- [GIVEN TASK]:
Pull out each line of the records holding the string "name".

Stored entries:
━━━━━━━━━━━━━━━━━━━━━━━━━━━━━━

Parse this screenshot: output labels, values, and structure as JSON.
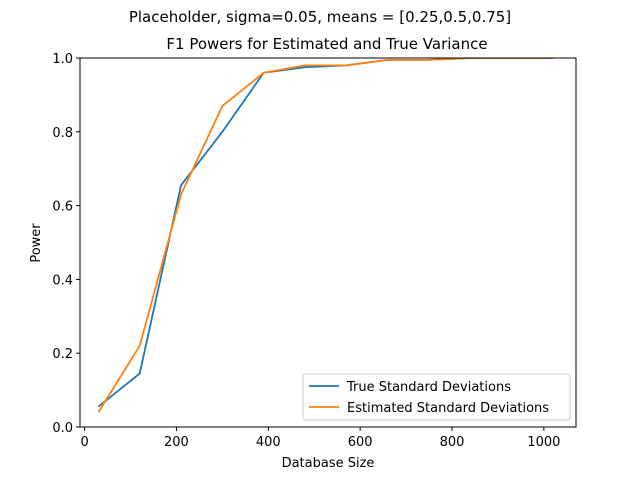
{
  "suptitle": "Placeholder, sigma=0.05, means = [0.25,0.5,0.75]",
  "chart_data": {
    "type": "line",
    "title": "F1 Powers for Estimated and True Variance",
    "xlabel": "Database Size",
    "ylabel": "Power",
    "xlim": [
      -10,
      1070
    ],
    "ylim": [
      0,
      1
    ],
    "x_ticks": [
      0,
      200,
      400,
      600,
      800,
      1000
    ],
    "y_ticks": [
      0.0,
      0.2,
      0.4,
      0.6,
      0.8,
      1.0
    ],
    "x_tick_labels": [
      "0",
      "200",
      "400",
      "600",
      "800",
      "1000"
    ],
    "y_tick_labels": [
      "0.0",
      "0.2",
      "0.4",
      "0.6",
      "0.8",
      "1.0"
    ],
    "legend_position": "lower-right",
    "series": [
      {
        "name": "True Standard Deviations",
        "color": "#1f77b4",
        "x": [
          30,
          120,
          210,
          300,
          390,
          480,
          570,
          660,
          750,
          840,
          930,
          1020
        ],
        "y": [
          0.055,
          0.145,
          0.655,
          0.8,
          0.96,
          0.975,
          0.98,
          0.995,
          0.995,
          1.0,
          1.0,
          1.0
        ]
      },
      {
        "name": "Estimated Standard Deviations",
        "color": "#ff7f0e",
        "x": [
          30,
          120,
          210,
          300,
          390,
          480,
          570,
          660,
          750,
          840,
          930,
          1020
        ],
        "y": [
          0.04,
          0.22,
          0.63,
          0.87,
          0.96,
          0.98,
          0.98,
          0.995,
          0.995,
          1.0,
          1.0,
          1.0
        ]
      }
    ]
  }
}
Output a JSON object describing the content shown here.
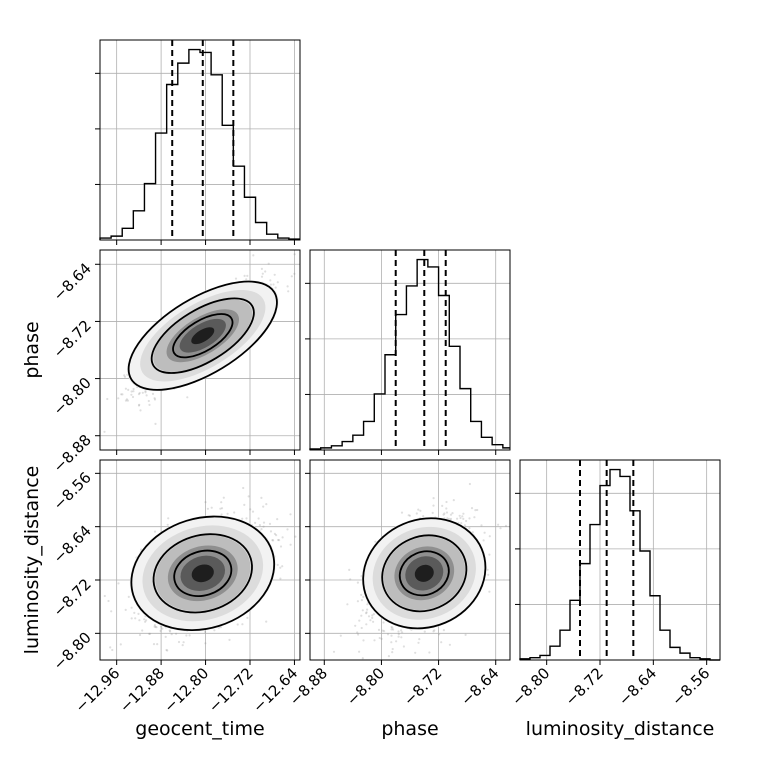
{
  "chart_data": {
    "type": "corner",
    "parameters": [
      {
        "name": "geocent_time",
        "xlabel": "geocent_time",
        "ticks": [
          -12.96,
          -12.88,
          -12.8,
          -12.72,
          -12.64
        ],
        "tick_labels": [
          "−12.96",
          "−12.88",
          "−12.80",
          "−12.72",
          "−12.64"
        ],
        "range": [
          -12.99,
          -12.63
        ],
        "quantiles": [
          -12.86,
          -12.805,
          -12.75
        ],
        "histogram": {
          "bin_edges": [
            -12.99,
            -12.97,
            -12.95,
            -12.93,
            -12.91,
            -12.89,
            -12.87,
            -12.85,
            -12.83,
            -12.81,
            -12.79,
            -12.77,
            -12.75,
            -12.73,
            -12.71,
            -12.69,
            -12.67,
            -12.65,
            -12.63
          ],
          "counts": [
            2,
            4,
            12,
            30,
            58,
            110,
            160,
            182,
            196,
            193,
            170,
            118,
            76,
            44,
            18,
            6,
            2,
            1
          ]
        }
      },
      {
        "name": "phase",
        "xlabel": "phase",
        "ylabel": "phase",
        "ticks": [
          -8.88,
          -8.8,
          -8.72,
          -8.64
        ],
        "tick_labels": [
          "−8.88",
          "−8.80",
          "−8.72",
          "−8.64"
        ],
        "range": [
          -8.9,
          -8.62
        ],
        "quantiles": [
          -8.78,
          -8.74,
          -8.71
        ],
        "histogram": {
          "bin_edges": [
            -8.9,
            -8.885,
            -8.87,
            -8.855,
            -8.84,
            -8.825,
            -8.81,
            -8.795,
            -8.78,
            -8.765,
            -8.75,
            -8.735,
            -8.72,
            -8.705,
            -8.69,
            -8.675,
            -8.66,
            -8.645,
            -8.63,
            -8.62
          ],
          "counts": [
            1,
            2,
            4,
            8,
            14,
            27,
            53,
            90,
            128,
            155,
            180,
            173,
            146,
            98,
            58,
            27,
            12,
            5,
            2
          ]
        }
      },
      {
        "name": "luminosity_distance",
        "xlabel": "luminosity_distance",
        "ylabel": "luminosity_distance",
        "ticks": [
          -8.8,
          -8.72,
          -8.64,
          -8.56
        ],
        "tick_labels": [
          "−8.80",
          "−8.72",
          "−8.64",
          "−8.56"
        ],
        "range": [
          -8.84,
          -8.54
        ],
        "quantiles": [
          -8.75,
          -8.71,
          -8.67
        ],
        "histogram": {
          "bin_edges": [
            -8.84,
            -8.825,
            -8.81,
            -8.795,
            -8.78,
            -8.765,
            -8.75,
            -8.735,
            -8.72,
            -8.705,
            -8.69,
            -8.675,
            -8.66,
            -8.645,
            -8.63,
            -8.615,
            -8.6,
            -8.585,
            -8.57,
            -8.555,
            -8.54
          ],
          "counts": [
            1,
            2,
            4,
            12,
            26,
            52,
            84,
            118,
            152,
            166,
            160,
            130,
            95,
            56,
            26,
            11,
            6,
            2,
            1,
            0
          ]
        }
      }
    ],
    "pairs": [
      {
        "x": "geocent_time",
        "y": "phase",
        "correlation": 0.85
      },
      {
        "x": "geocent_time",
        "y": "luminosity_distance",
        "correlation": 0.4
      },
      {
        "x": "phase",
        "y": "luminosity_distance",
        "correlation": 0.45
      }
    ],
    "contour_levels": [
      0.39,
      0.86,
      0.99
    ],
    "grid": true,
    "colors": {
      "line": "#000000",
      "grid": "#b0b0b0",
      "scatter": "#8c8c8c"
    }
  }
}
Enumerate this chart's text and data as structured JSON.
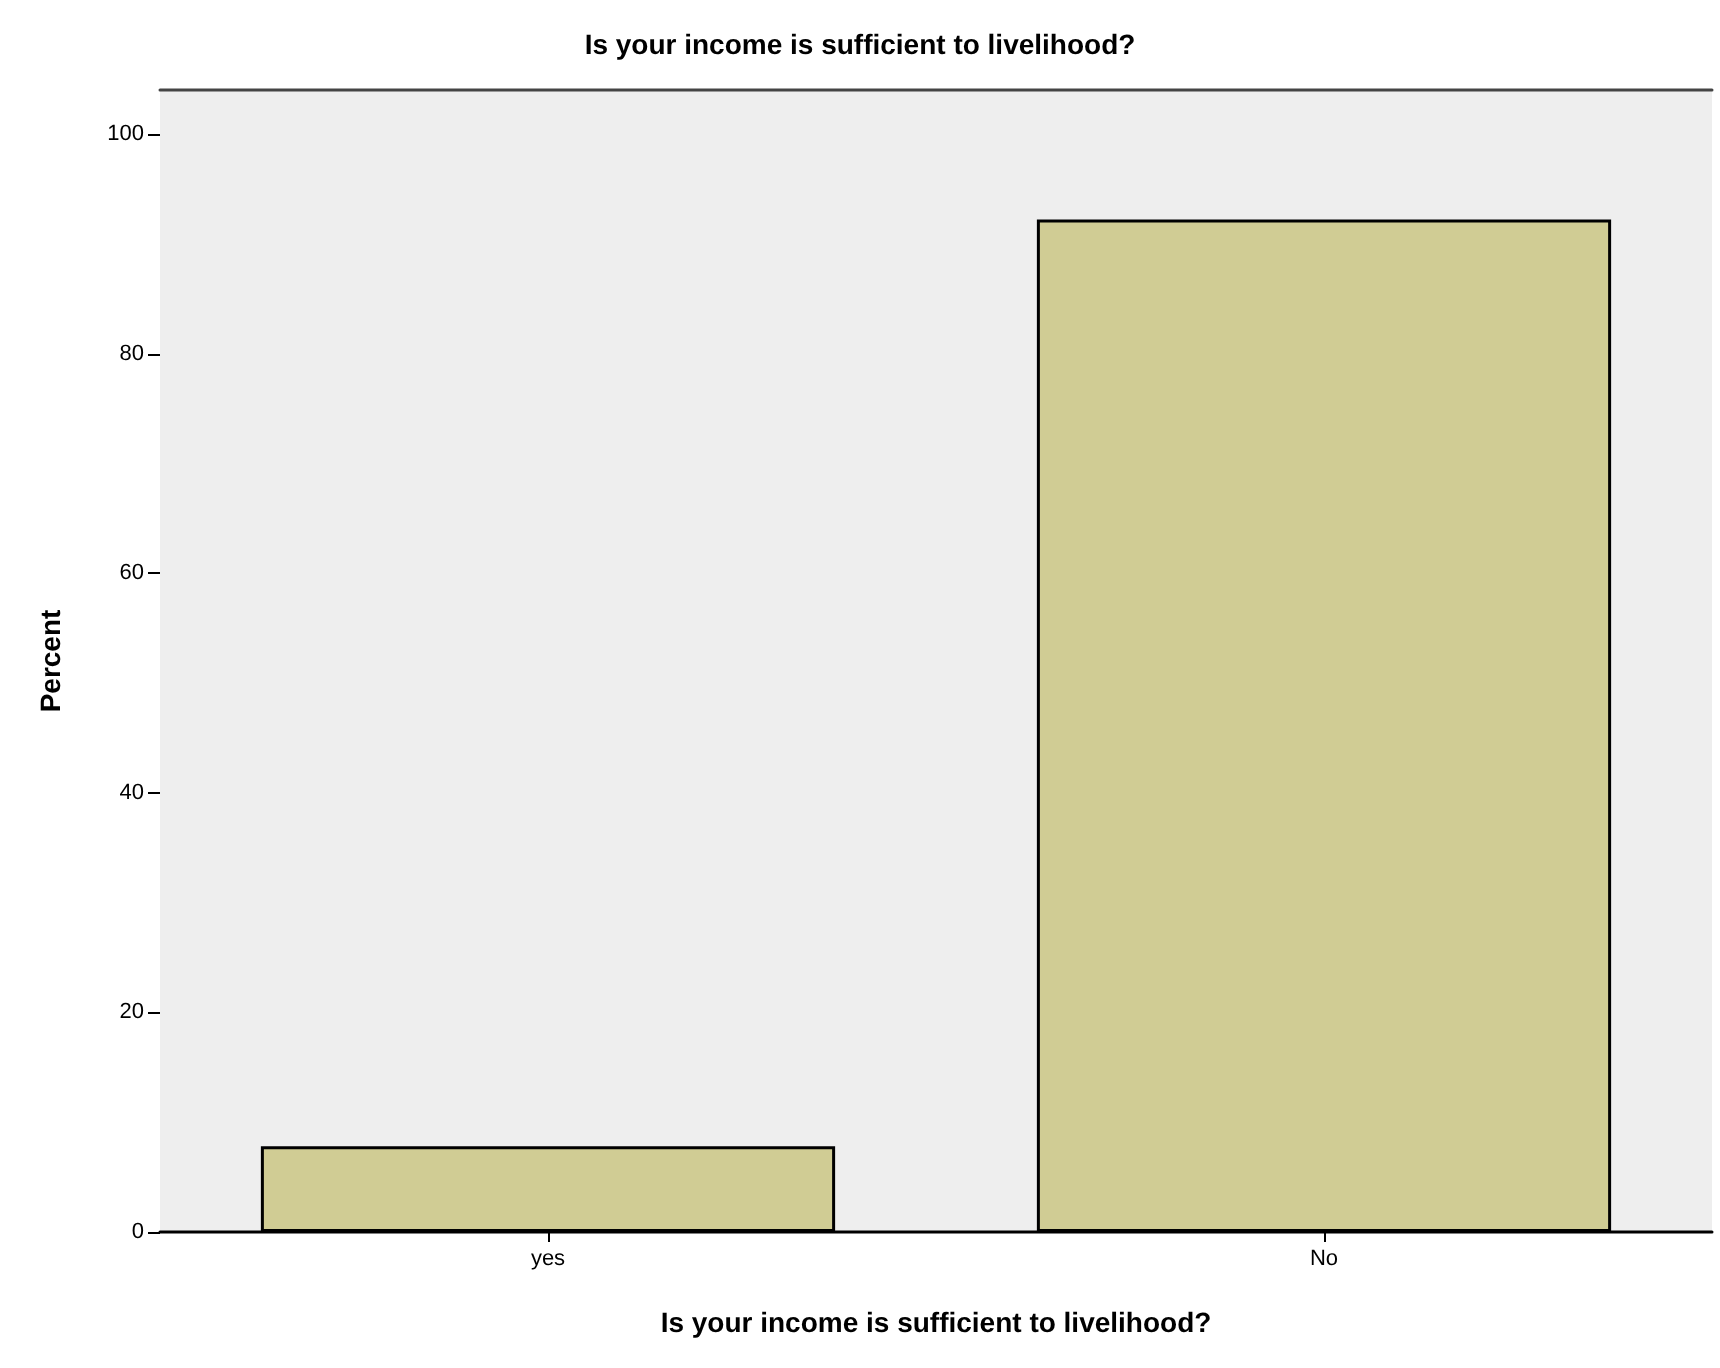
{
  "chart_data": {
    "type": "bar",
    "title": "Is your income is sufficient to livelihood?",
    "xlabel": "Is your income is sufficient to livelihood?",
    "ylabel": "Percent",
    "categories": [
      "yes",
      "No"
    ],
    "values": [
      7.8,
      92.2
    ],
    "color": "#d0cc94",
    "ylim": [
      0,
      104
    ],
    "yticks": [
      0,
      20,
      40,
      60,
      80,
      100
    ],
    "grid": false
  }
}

━━━━━━━━━━━━━━━━━━━━━━━━━━━━━━

- [RESULT OF THIS TASK]:
        "name": "True Standard Deviations",
        "name": "Estimated Standard Deviations",
        "name": "geocent_time",
        "name": "phase",
        "name": "luminosity_distance",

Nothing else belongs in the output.